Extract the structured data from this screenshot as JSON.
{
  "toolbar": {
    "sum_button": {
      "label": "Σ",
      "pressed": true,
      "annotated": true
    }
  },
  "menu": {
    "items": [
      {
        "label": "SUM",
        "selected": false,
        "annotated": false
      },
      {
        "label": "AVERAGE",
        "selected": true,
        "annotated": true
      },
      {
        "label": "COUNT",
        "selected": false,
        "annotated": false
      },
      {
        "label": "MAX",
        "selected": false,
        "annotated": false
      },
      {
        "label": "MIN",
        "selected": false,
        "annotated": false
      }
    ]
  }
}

----

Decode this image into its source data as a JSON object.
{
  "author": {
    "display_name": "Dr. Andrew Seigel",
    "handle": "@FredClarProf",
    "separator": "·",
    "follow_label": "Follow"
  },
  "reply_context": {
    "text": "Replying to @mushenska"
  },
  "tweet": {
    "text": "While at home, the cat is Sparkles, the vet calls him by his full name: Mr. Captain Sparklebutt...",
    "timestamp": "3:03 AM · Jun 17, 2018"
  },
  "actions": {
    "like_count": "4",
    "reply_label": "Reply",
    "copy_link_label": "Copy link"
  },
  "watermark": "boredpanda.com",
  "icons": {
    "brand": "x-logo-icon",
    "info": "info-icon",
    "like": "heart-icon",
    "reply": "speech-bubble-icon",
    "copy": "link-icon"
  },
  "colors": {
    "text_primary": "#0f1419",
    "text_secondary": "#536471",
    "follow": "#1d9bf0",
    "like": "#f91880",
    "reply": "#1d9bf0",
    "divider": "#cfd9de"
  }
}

----

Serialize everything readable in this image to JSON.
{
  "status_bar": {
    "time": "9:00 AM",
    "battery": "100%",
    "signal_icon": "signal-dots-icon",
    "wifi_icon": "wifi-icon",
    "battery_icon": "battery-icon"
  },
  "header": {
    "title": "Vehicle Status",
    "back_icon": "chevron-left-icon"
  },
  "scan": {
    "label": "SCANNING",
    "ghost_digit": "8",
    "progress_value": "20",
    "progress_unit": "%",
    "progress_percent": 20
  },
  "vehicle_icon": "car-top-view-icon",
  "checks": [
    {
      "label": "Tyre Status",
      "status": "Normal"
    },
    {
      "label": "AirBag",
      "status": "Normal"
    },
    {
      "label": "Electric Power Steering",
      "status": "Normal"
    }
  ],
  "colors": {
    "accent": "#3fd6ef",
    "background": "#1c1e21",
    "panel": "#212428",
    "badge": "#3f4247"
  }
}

----

• [THE REQUEST]:
Of all the lines in the entries, how many contain the word "data"? Give only the number.

• [ANSWER FOR THE TASK]:
2